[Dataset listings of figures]
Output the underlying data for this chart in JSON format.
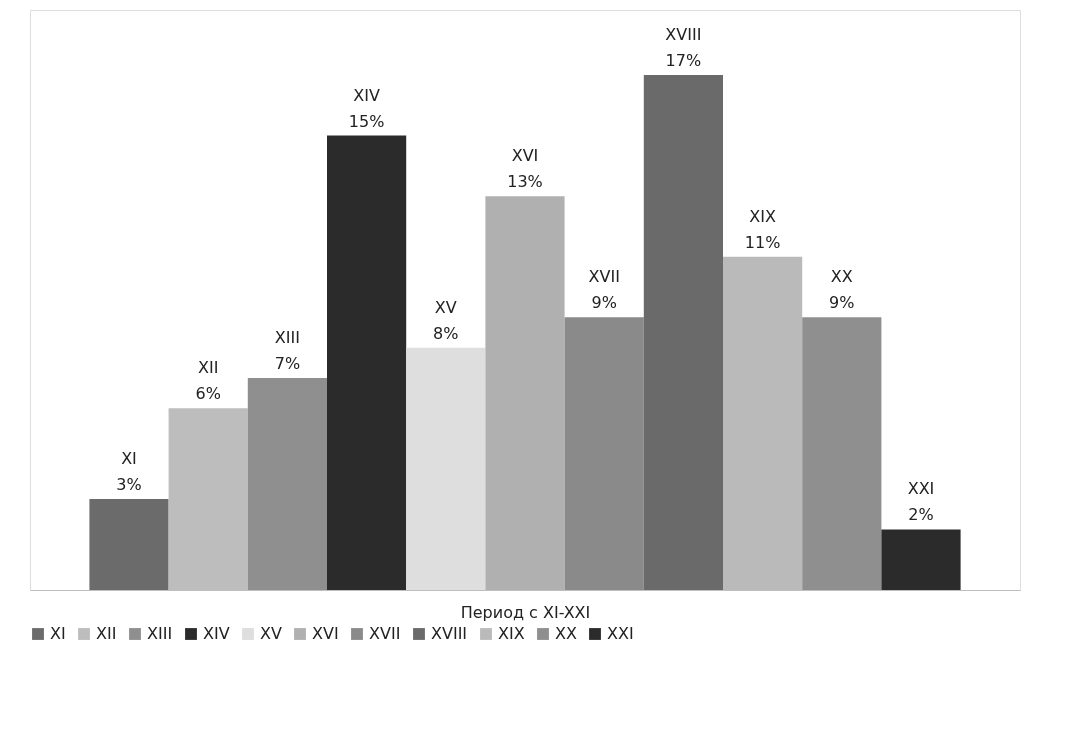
{
  "chart_data": {
    "type": "bar",
    "xlabel": "Период с XI-XXI",
    "stacked": true,
    "categories": [
      null,
      null,
      null,
      null,
      null,
      null,
      null,
      null,
      null,
      null,
      null
    ],
    "series": [
      {
        "name": "XI",
        "color": "#6b6b6b",
        "values": [
          3,
          0,
          0,
          0,
          0,
          0,
          0,
          0,
          0,
          0,
          0
        ],
        "value_labels": [
          "3%",
          null,
          null,
          null,
          null,
          null,
          null,
          null,
          null,
          null,
          null
        ]
      },
      {
        "name": "XII",
        "color": "#bdbdbd",
        "values": [
          0,
          6,
          0,
          0,
          0,
          0,
          0,
          0,
          0,
          0,
          0
        ],
        "value_labels": [
          null,
          "6%",
          null,
          null,
          null,
          null,
          null,
          null,
          null,
          null,
          null
        ]
      },
      {
        "name": "XIII",
        "color": "#8f8f8f",
        "values": [
          0,
          0,
          7,
          0,
          0,
          0,
          0,
          0,
          0,
          0,
          0
        ],
        "value_labels": [
          null,
          null,
          "7%",
          null,
          null,
          null,
          null,
          null,
          null,
          null,
          null
        ]
      },
      {
        "name": "XIV",
        "color": "#2b2b2b",
        "values": [
          0,
          0,
          0,
          15,
          0,
          0,
          0,
          0,
          0,
          0,
          0
        ],
        "value_labels": [
          null,
          null,
          null,
          "15%",
          null,
          null,
          null,
          null,
          null,
          null,
          null
        ]
      },
      {
        "name": "XV",
        "color": "#dedede",
        "values": [
          0,
          0,
          0,
          0,
          8,
          0,
          0,
          0,
          0,
          0,
          0
        ],
        "value_labels": [
          null,
          null,
          null,
          null,
          "8%",
          null,
          null,
          null,
          null,
          null,
          null
        ]
      },
      {
        "name": "XVI",
        "color": "#b0b0b0",
        "values": [
          0,
          0,
          0,
          0,
          0,
          13,
          0,
          0,
          0,
          0,
          0
        ],
        "value_labels": [
          null,
          null,
          null,
          null,
          null,
          "13%",
          null,
          null,
          null,
          null,
          null
        ]
      },
      {
        "name": "XVII",
        "color": "#8a8a8a",
        "values": [
          0,
          0,
          0,
          0,
          0,
          0,
          9,
          0,
          0,
          0,
          0
        ],
        "value_labels": [
          null,
          null,
          null,
          null,
          null,
          null,
          "9%",
          null,
          null,
          null,
          null
        ]
      },
      {
        "name": "XVIII",
        "color": "#6a6a6a",
        "values": [
          0,
          0,
          0,
          0,
          0,
          0,
          0,
          17,
          0,
          0,
          0
        ],
        "value_labels": [
          null,
          null,
          null,
          null,
          null,
          null,
          null,
          "17%",
          null,
          null,
          null
        ]
      },
      {
        "name": "XIX",
        "color": "#bababa",
        "values": [
          0,
          0,
          0,
          0,
          0,
          0,
          0,
          0,
          11,
          0,
          0
        ],
        "value_labels": [
          null,
          null,
          null,
          null,
          null,
          null,
          null,
          null,
          "11%",
          null,
          null
        ]
      },
      {
        "name": "XX",
        "color": "#8f8f8f",
        "values": [
          0,
          0,
          0,
          0,
          0,
          0,
          0,
          0,
          0,
          9,
          0
        ],
        "value_labels": [
          null,
          null,
          null,
          null,
          null,
          null,
          null,
          null,
          null,
          "9%",
          null
        ]
      },
      {
        "name": "XXI",
        "color": "#2b2b2b",
        "values": [
          0,
          0,
          0,
          0,
          0,
          0,
          0,
          0,
          0,
          0,
          2
        ],
        "value_labels": [
          null,
          null,
          null,
          null,
          null,
          null,
          null,
          null,
          null,
          null,
          "2%"
        ]
      }
    ],
    "legend": "bottom",
    "tick_labels": false,
    "grid": false
  }
}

What you have to do
Where a line of the data holds "name", show that line.

The answer
        "name": "XI",
        "name": "XII",
        "name": "XIII",
        "name": "XIV",
        "name": "XV",
        "name": "XVI",
        "name": "XVII",
        "name": "XVIII",
        "name": "XIX",
        "name": "XX",
        "name": "XXI",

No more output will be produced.